# Goal:
Transcribe the records below exactly, leaving out any pictures.

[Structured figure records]
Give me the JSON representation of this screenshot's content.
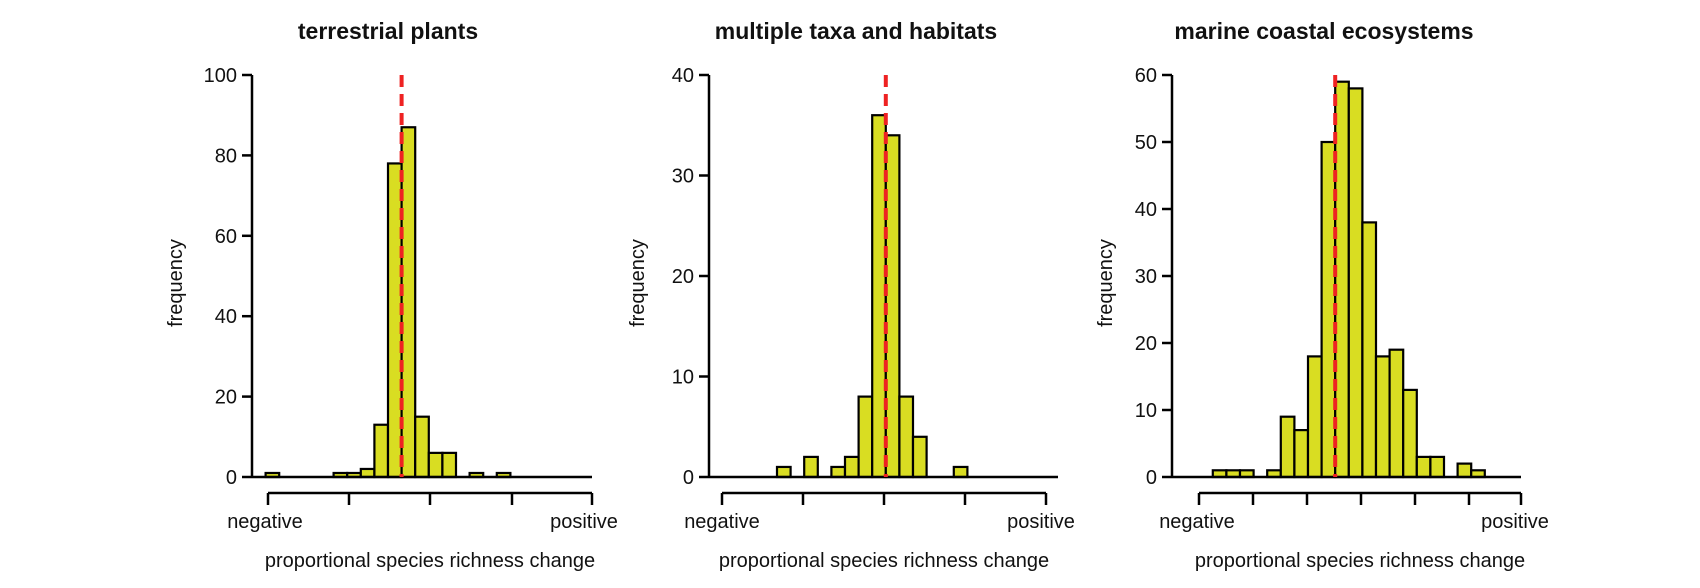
{
  "chart_data": [
    {
      "type": "bar",
      "title": "terrestrial plants",
      "xlabel": "proportional species richness change",
      "ylabel": "frequency",
      "x_end_labels": [
        "negative",
        "positive"
      ],
      "bins": 20,
      "values": [
        0,
        1,
        0,
        0,
        0,
        0,
        1,
        1,
        2,
        13,
        78,
        87,
        15,
        6,
        6,
        0,
        1,
        0,
        1,
        0
      ],
      "ylim": [
        0,
        100
      ],
      "yticks": [
        0,
        20,
        40,
        60,
        80,
        100
      ],
      "bar_color": "#d9dd22",
      "ref_line_color": "#ee2222",
      "ref_line_bin": 11,
      "grid": false
    },
    {
      "type": "bar",
      "title": "multiple taxa and habitats",
      "xlabel": "proportional species richness change",
      "ylabel": "frequency",
      "x_end_labels": [
        "negative",
        "positive"
      ],
      "bins": 20,
      "values": [
        0,
        0,
        0,
        0,
        0,
        1,
        0,
        2,
        0,
        1,
        2,
        8,
        36,
        34,
        8,
        4,
        0,
        0,
        1,
        0
      ],
      "ylim": [
        0,
        40
      ],
      "yticks": [
        0,
        10,
        20,
        30,
        40
      ],
      "bar_color": "#d9dd22",
      "ref_line_color": "#ee2222",
      "ref_line_bin": 13,
      "grid": false
    },
    {
      "type": "bar",
      "title": "marine coastal ecosystems",
      "xlabel": "proportional species richness change",
      "ylabel": "frequency",
      "x_end_labels": [
        "negative",
        "positive"
      ],
      "bins": 24,
      "values": [
        0,
        0,
        0,
        1,
        1,
        1,
        0,
        1,
        9,
        7,
        18,
        50,
        59,
        58,
        38,
        18,
        19,
        13,
        3,
        3,
        0,
        2,
        1,
        0
      ],
      "ylim": [
        0,
        60
      ],
      "yticks": [
        0,
        10,
        20,
        30,
        40,
        50,
        60
      ],
      "bar_color": "#d9dd22",
      "ref_line_color": "#ee2222",
      "ref_line_bin": 12,
      "grid": false
    }
  ]
}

# Solution to this exercise:
Give me the JSON representation of this screenshot's content.
{
  "chart_data": [
    {
      "type": "bar",
      "title": "terrestrial plants",
      "xlabel": "proportional species richness change",
      "ylabel": "frequency",
      "x_end_labels": [
        "negative",
        "positive"
      ],
      "bins": 20,
      "values": [
        0,
        1,
        0,
        0,
        0,
        0,
        1,
        1,
        2,
        13,
        78,
        87,
        15,
        6,
        6,
        0,
        1,
        0,
        1,
        0
      ],
      "ylim": [
        0,
        100
      ],
      "yticks": [
        0,
        20,
        40,
        60,
        80,
        100
      ],
      "bar_color": "#d9dd22",
      "ref_line_color": "#ee2222",
      "ref_line_bin": 11,
      "grid": false
    },
    {
      "type": "bar",
      "title": "multiple taxa and habitats",
      "xlabel": "proportional species richness change",
      "ylabel": "frequency",
      "x_end_labels": [
        "negative",
        "positive"
      ],
      "bins": 20,
      "values": [
        0,
        0,
        0,
        0,
        0,
        1,
        0,
        2,
        0,
        1,
        2,
        8,
        36,
        34,
        8,
        4,
        0,
        0,
        1,
        0
      ],
      "ylim": [
        0,
        40
      ],
      "yticks": [
        0,
        10,
        20,
        30,
        40
      ],
      "bar_color": "#d9dd22",
      "ref_line_color": "#ee2222",
      "ref_line_bin": 13,
      "grid": false
    },
    {
      "type": "bar",
      "title": "marine coastal ecosystems",
      "xlabel": "proportional species richness change",
      "ylabel": "frequency",
      "x_end_labels": [
        "negative",
        "positive"
      ],
      "bins": 24,
      "values": [
        0,
        0,
        0,
        1,
        1,
        1,
        0,
        1,
        9,
        7,
        18,
        50,
        59,
        58,
        38,
        18,
        19,
        13,
        3,
        3,
        0,
        2,
        1,
        0
      ],
      "ylim": [
        0,
        60
      ],
      "yticks": [
        0,
        10,
        20,
        30,
        40,
        50,
        60
      ],
      "bar_color": "#d9dd22",
      "ref_line_color": "#ee2222",
      "ref_line_bin": 12,
      "grid": false
    }
  ]
}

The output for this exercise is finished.